* begin RECORDS TO USE *

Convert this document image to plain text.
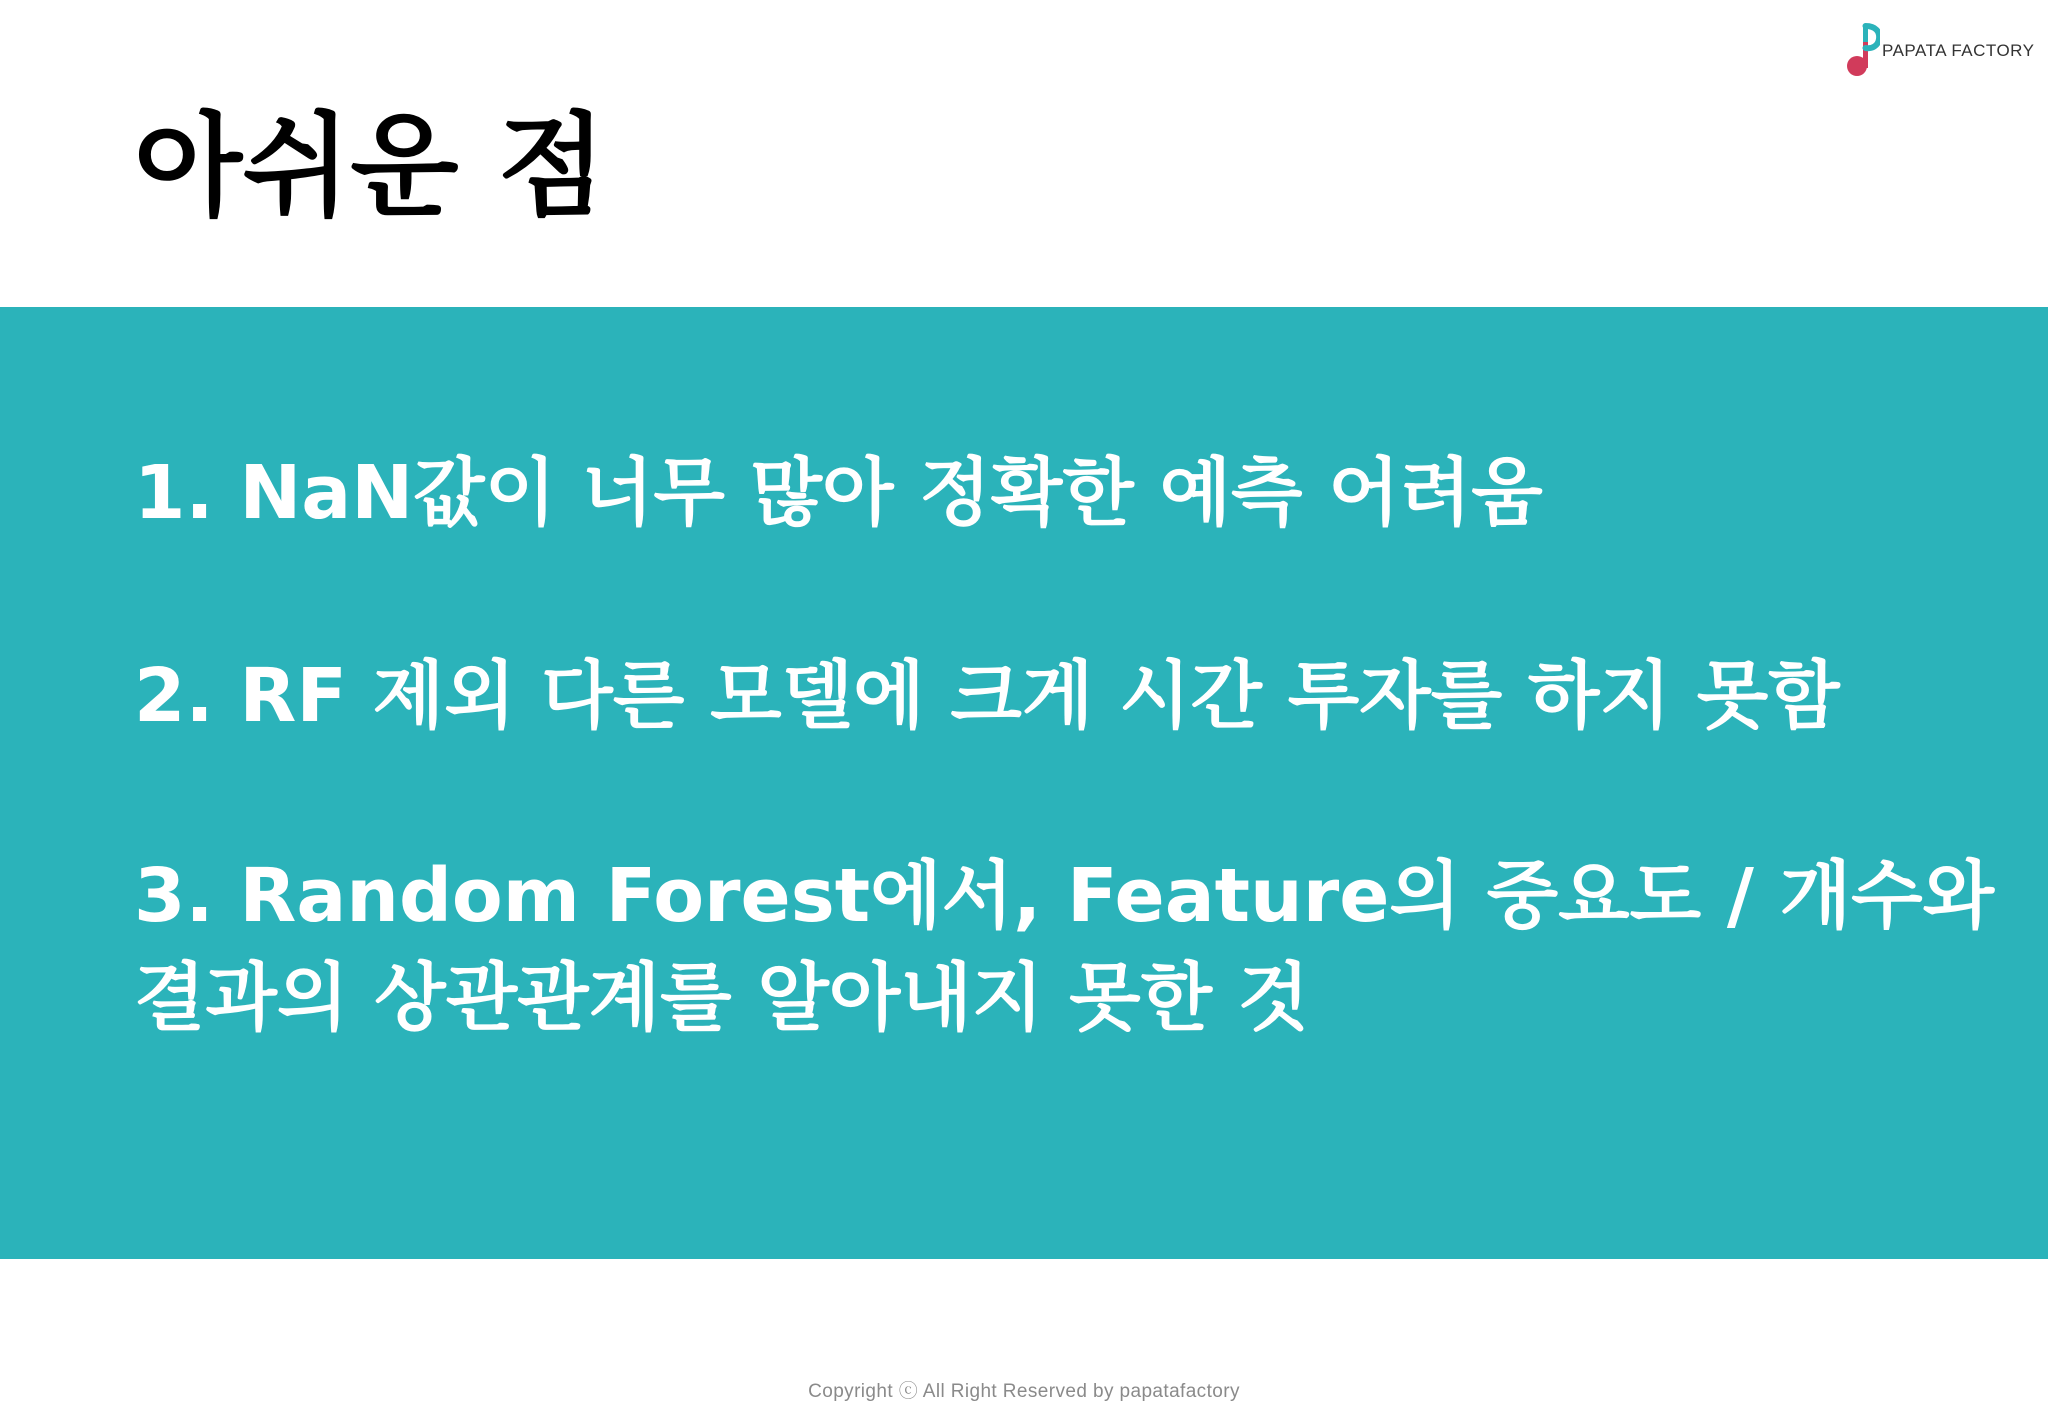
PAPATA FACTORY
아쉬운 점

1. NaN값이 너무 많아 정확한 예측 어려움

2. RF 제외 다른 모델에 크게 시간 투자를 하지 못함

3. Random Forest에서, Feature의 중요도 / 개수와
결과의 상관관계를 알아내지 못한 것

Copyright ⓒ All Right Reserved by papatafactory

* end RECORDS TO USE *

● YOUR OBJECTIVE
Without the pictures, return all the records precisely as they stand.

● FULL ANSWER
Convert this document image to plain text.
PAPATA FACTORY
아쉬운 점

1. NaN값이 너무 많아 정확한 예측 어려움

2. RF 제외 다른 모델에 크게 시간 투자를 하지 못함

3. Random Forest에서, Feature의 중요도 / 개수와
결과의 상관관계를 알아내지 못한 것

Copyright ⓒ All Right Reserved by papatafactory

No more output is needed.